:: Data records ::
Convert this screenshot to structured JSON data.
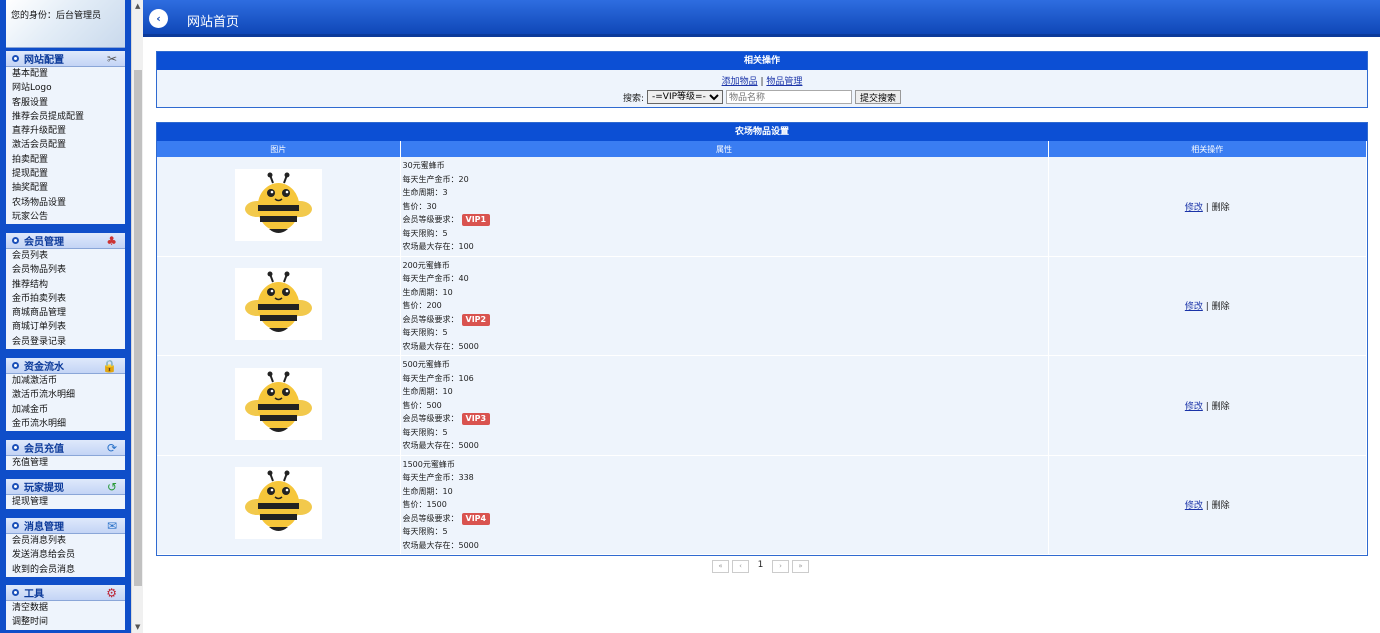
{
  "sidebar": {
    "user_label": "您的身份：后台管理员",
    "sections": [
      {
        "title": "网站配置",
        "icon": "tools-icon",
        "items": [
          "基本配置",
          "网站Logo",
          "客服设置",
          "推荐会员提成配置",
          "直荐升级配置",
          "激活会员配置",
          "拍卖配置",
          "提现配置",
          "抽奖配置",
          "农场物品设置",
          "玩家公告"
        ]
      },
      {
        "title": "会员管理",
        "icon": "users-icon",
        "items": [
          "会员列表",
          "会员物品列表",
          "推荐结构",
          "金币拍卖列表",
          "商城商品管理",
          "商城订单列表",
          "会员登录记录"
        ]
      },
      {
        "title": "资金流水",
        "icon": "lock-icon",
        "items": [
          "加减激活币",
          "激活币流水明细",
          "加减金币",
          "金币流水明细"
        ]
      },
      {
        "title": "会员充值",
        "icon": "recharge-icon",
        "items": [
          "充值管理"
        ]
      },
      {
        "title": "玩家提现",
        "icon": "withdraw-icon",
        "items": [
          "提现管理"
        ]
      },
      {
        "title": "消息管理",
        "icon": "message-icon",
        "items": [
          "会员消息列表",
          "发送消息给会员",
          "收到的会员消息"
        ]
      },
      {
        "title": "工具",
        "icon": "tool-icon",
        "items": [
          "清空数据",
          "调整时间"
        ]
      }
    ]
  },
  "header": {
    "title": "网站首页",
    "back_icon": "back-arrow-icon"
  },
  "ops_panel": {
    "title": "相关操作",
    "link_add": "添加物品",
    "separator": "|",
    "link_manage": "物品管理",
    "search_label": "搜索:",
    "select_value": "-=VIP等级=-",
    "input_placeholder": "物品名称",
    "submit_label": "提交搜索"
  },
  "items_panel": {
    "title": "农场物品设置",
    "columns": [
      "图片",
      "属性",
      "相关操作"
    ],
    "rows": [
      {
        "name": "30元蜜蜂币",
        "daily": "每天生产金币：20",
        "cycle": "生命周期：3",
        "price": "售价：30",
        "vip_label": "会员等级要求：",
        "vip": "VIP1",
        "limit": "每天限购：5",
        "max": "农场最大存在：100",
        "edit": "修改",
        "sep": "|",
        "del": "删除"
      },
      {
        "name": "200元蜜蜂币",
        "daily": "每天生产金币：40",
        "cycle": "生命周期：10",
        "price": "售价：200",
        "vip_label": "会员等级要求：",
        "vip": "VIP2",
        "limit": "每天限购：5",
        "max": "农场最大存在：5000",
        "edit": "修改",
        "sep": "|",
        "del": "删除"
      },
      {
        "name": "500元蜜蜂币",
        "daily": "每天生产金币：106",
        "cycle": "生命周期：10",
        "price": "售价：500",
        "vip_label": "会员等级要求：",
        "vip": "VIP3",
        "limit": "每天限购：5",
        "max": "农场最大存在：5000",
        "edit": "修改",
        "sep": "|",
        "del": "删除"
      },
      {
        "name": "1500元蜜蜂币",
        "daily": "每天生产金币：338",
        "cycle": "生命周期：10",
        "price": "售价：1500",
        "vip_label": "会员等级要求：",
        "vip": "VIP4",
        "limit": "每天限购：5",
        "max": "农场最大存在：5000",
        "edit": "修改",
        "sep": "|",
        "del": "删除"
      }
    ]
  },
  "pager": {
    "first": "«",
    "prev": "‹",
    "current": "1",
    "next": "›",
    "last": "»"
  },
  "colors": {
    "primary": "#0c4fd4",
    "header_bg": "#1a55c8",
    "vip_badge": "#d9534f",
    "panel_bg": "#eef4fc"
  }
}
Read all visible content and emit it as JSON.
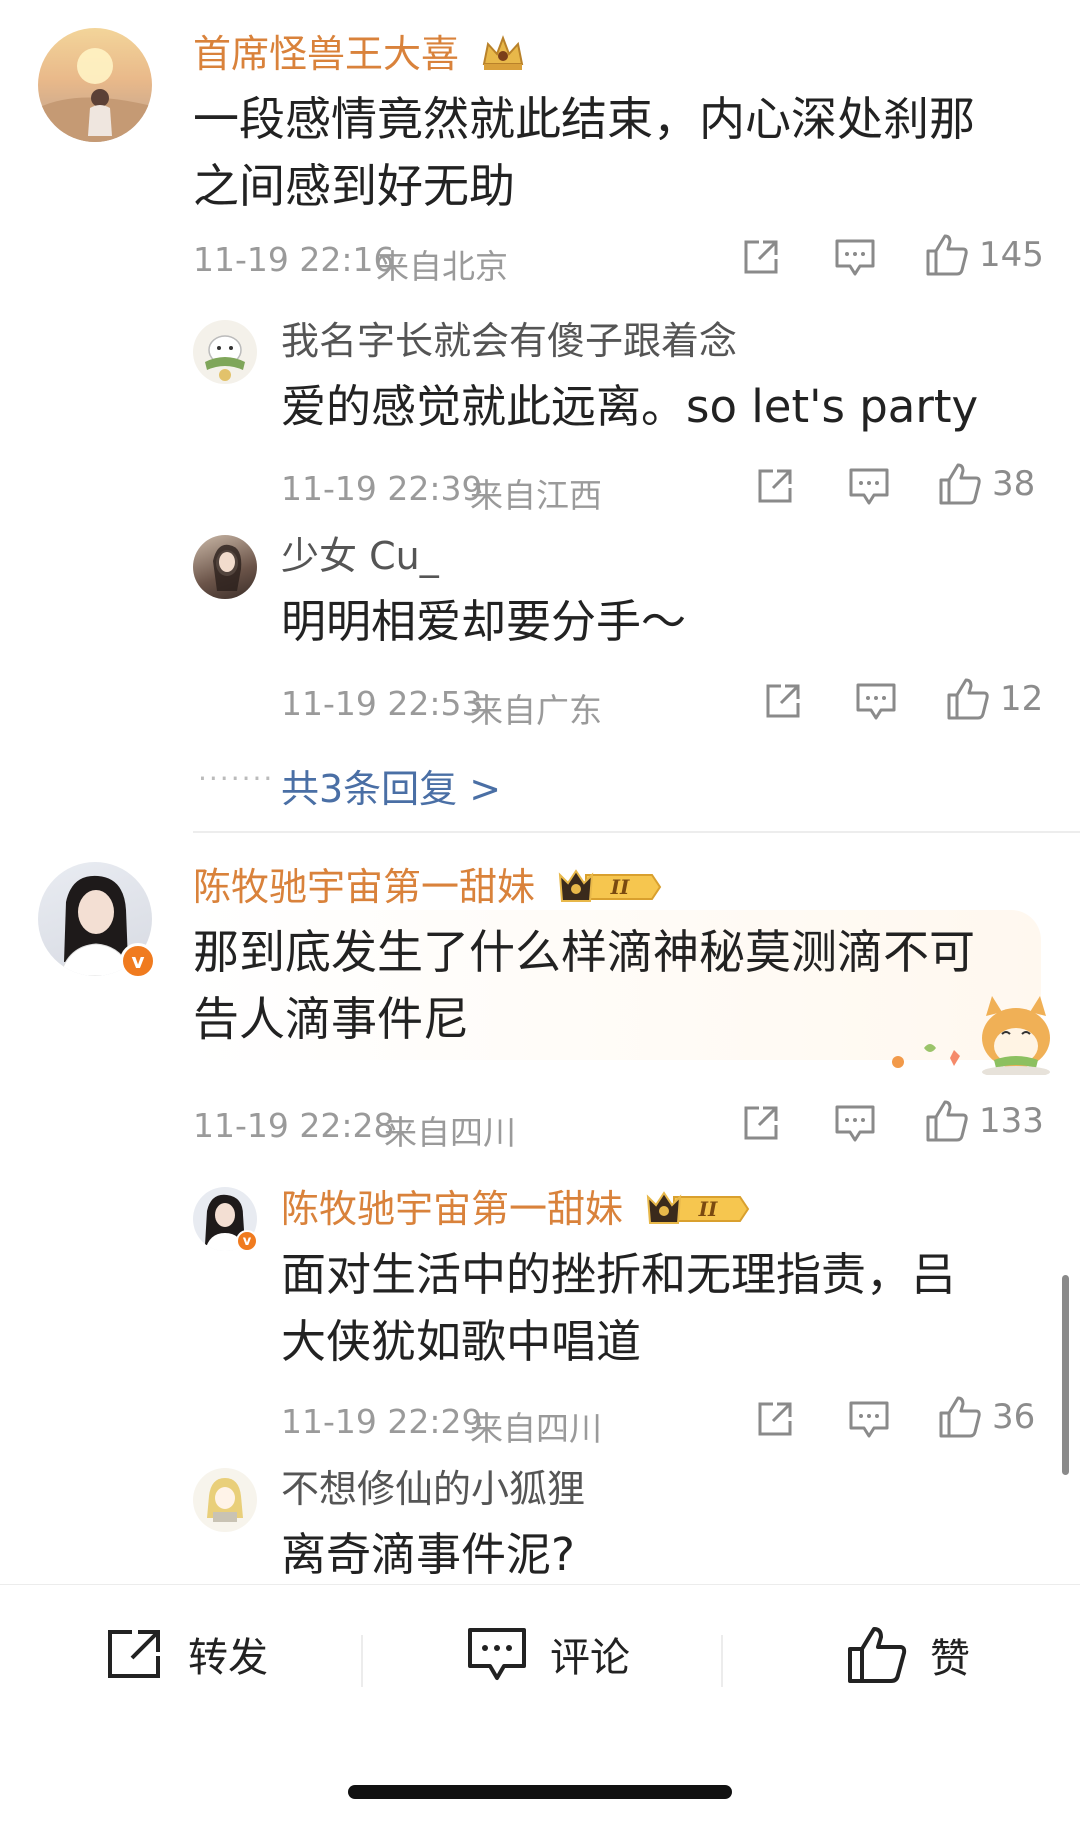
{
  "comments": [
    {
      "user": "首席怪兽王大喜",
      "text": "一段感情竟然就此结束，内心深处刹那\n之间感到好无助",
      "time": "11-19 22:16",
      "location": "来自北京",
      "likes": "145",
      "replies": [
        {
          "user": "我名字长就会有傻子跟着念",
          "text": "爱的感觉就此远离。so let's party",
          "time": "11-19 22:39",
          "location": "来自江西",
          "likes": "38"
        },
        {
          "user": "少女 Cu_",
          "text": "明明相爱却要分手～",
          "time": "11-19 22:53",
          "location": "来自广东",
          "likes": "12"
        }
      ],
      "more_replies": "共3条回复 >"
    },
    {
      "user": "陈牧驰宇宙第一甜妹",
      "level_badge": "II",
      "text": "那到底发生了什么样滴神秘莫测滴不可\n告人滴事件尼",
      "time": "11-19 22:28",
      "location": "来自四川",
      "likes": "133",
      "replies": [
        {
          "user": "陈牧驰宇宙第一甜妹",
          "level_badge": "II",
          "text": "面对生活中的挫折和无理指责，吕\n大侠犹如歌中唱道",
          "time": "11-19 22:29",
          "location": "来自四川",
          "likes": "36"
        },
        {
          "user": "不想修仙的小狐狸",
          "text": "离奇滴事件泥?"
        }
      ]
    }
  ],
  "bottom_bar": {
    "repost_label": "转发",
    "comment_label": "评论",
    "like_label": "赞"
  },
  "colors": {
    "username_gold": "#d9823b",
    "link_blue": "#4a6fa5",
    "meta_gray": "#9a9a9a",
    "verified_orange": "#f07b1f"
  }
}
:::
(Task details): Retype word for word the span of lines above that begins with the line containing "Read all visible content and emit it as JSON." and ends with the last line of the records; skip all pictures.

(Full response):
Read all visible content and emit it as JSON.
{
  "comments": [
    {
      "user": "首席怪兽王大喜",
      "text": "一段感情竟然就此结束，内心深处刹那\n之间感到好无助",
      "time": "11-19 22:16",
      "location": "来自北京",
      "likes": "145",
      "replies": [
        {
          "user": "我名字长就会有傻子跟着念",
          "text": "爱的感觉就此远离。so let's party",
          "time": "11-19 22:39",
          "location": "来自江西",
          "likes": "38"
        },
        {
          "user": "少女 Cu_",
          "text": "明明相爱却要分手～",
          "time": "11-19 22:53",
          "location": "来自广东",
          "likes": "12"
        }
      ],
      "more_replies": "共3条回复 >"
    },
    {
      "user": "陈牧驰宇宙第一甜妹",
      "level_badge": "II",
      "text": "那到底发生了什么样滴神秘莫测滴不可\n告人滴事件尼",
      "time": "11-19 22:28",
      "location": "来自四川",
      "likes": "133",
      "replies": [
        {
          "user": "陈牧驰宇宙第一甜妹",
          "level_badge": "II",
          "text": "面对生活中的挫折和无理指责，吕\n大侠犹如歌中唱道",
          "time": "11-19 22:29",
          "location": "来自四川",
          "likes": "36"
        },
        {
          "user": "不想修仙的小狐狸",
          "text": "离奇滴事件泥?"
        }
      ]
    }
  ],
  "bottom_bar": {
    "repost_label": "转发",
    "comment_label": "评论",
    "like_label": "赞"
  },
  "colors": {
    "username_gold": "#d9823b",
    "link_blue": "#4a6fa5",
    "meta_gray": "#9a9a9a",
    "verified_orange": "#f07b1f"
  }
}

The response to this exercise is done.